WORK REQUIRED: Go through the listing and set it down exactly, leaving out its pictures.

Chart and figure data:

+-------+

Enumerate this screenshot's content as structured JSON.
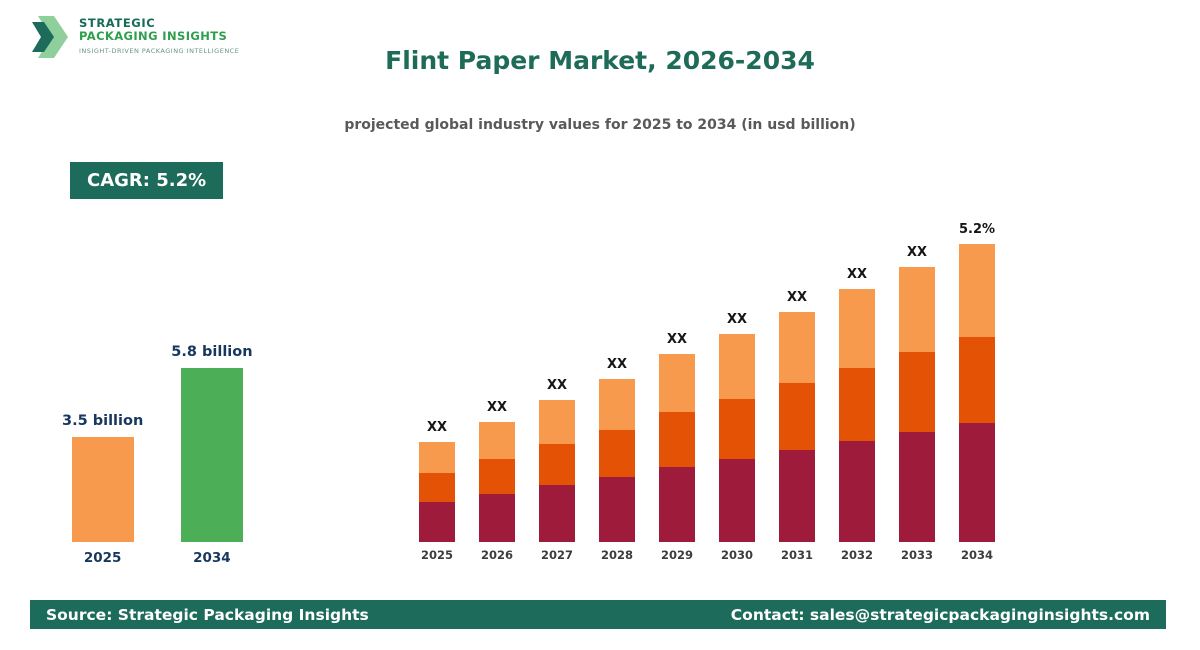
{
  "logo": {
    "name_line1": "STRATEGIC",
    "name_line2": "PACKAGING INSIGHTS",
    "tagline": "INSIGHT-DRIVEN PACKAGING INTELLIGENCE"
  },
  "header": {
    "title": "Flint Paper Market, 2026-2034",
    "subtitle": "projected global industry values for 2025 to 2034 (in usd billion)"
  },
  "badge": {
    "label": "CAGR: 5.2%"
  },
  "mini_chart": {
    "bars": [
      {
        "year": "2025",
        "label": "3.5 billion",
        "value": 3.5,
        "color": "#f79a4d"
      },
      {
        "year": "2034",
        "label": "5.8 billion",
        "value": 5.8,
        "color": "#4caf57"
      }
    ]
  },
  "chart_data": {
    "type": "bar",
    "stacked": true,
    "title": "Flint Paper Market, 2026-2034",
    "categories": [
      "2025",
      "2026",
      "2027",
      "2028",
      "2029",
      "2030",
      "2031",
      "2032",
      "2033",
      "2034"
    ],
    "bar_labels": [
      "XX",
      "XX",
      "XX",
      "XX",
      "XX",
      "XX",
      "XX",
      "XX",
      "XX",
      "5.2%"
    ],
    "series": [
      {
        "name": "segment-bottom",
        "color": "#9e1b3c",
        "values": [
          40,
          48,
          57,
          65,
          75,
          83,
          92,
          101,
          110,
          119
        ]
      },
      {
        "name": "segment-middle",
        "color": "#e35205",
        "values": [
          29,
          35,
          41,
          47,
          55,
          60,
          67,
          73,
          80,
          86
        ]
      },
      {
        "name": "segment-top",
        "color": "#f79a4d",
        "values": [
          31,
          37,
          44,
          51,
          58,
          65,
          71,
          79,
          85,
          93
        ]
      }
    ]
  },
  "footer": {
    "source": "Source: Strategic Packaging Insights",
    "contact": "Contact: sales@strategicpackaginginsights.com"
  },
  "colors": {
    "brand_green": "#1d6b5a",
    "maroon": "#9e1b3c",
    "dark_orange": "#e35205",
    "light_orange": "#f79a4d",
    "growth_green": "#4caf57",
    "navy_label": "#17375e"
  }
}
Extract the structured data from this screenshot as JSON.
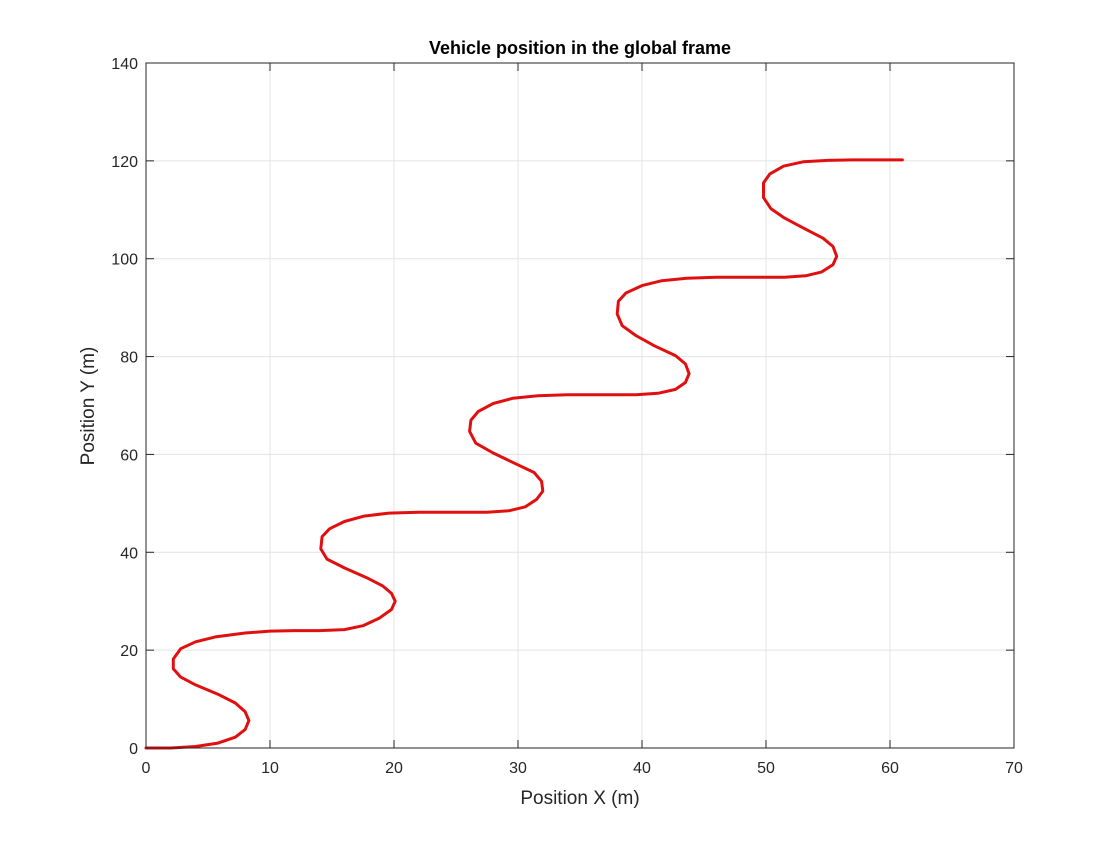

+-------+

TASK SOLUTION:
Enumerate this screenshot's content as structured JSON.
{
  "logo": {
    "name_line1": "STRATEGIC",
    "name_line2": "PACKAGING INSIGHTS",
    "tagline": "INSIGHT-DRIVEN PACKAGING INTELLIGENCE"
  },
  "header": {
    "title": "Flint Paper Market, 2026-2034",
    "subtitle": "projected global industry values for 2025 to 2034 (in usd billion)"
  },
  "badge": {
    "label": "CAGR: 5.2%"
  },
  "mini_chart": {
    "bars": [
      {
        "year": "2025",
        "label": "3.5 billion",
        "value": 3.5,
        "color": "#f79a4d"
      },
      {
        "year": "2034",
        "label": "5.8 billion",
        "value": 5.8,
        "color": "#4caf57"
      }
    ]
  },
  "chart_data": {
    "type": "bar",
    "stacked": true,
    "title": "Flint Paper Market, 2026-2034",
    "categories": [
      "2025",
      "2026",
      "2027",
      "2028",
      "2029",
      "2030",
      "2031",
      "2032",
      "2033",
      "2034"
    ],
    "bar_labels": [
      "XX",
      "XX",
      "XX",
      "XX",
      "XX",
      "XX",
      "XX",
      "XX",
      "XX",
      "5.2%"
    ],
    "series": [
      {
        "name": "segment-bottom",
        "color": "#9e1b3c",
        "values": [
          40,
          48,
          57,
          65,
          75,
          83,
          92,
          101,
          110,
          119
        ]
      },
      {
        "name": "segment-middle",
        "color": "#e35205",
        "values": [
          29,
          35,
          41,
          47,
          55,
          60,
          67,
          73,
          80,
          86
        ]
      },
      {
        "name": "segment-top",
        "color": "#f79a4d",
        "values": [
          31,
          37,
          44,
          51,
          58,
          65,
          71,
          79,
          85,
          93
        ]
      }
    ]
  },
  "footer": {
    "source": "Source: Strategic Packaging Insights",
    "contact": "Contact: sales@strategicpackaginginsights.com"
  },
  "colors": {
    "brand_green": "#1d6b5a",
    "maroon": "#9e1b3c",
    "dark_orange": "#e35205",
    "light_orange": "#f79a4d",
    "growth_green": "#4caf57",
    "navy_label": "#17375e"
  }
}
Extract the structured data from this screenshot as JSON.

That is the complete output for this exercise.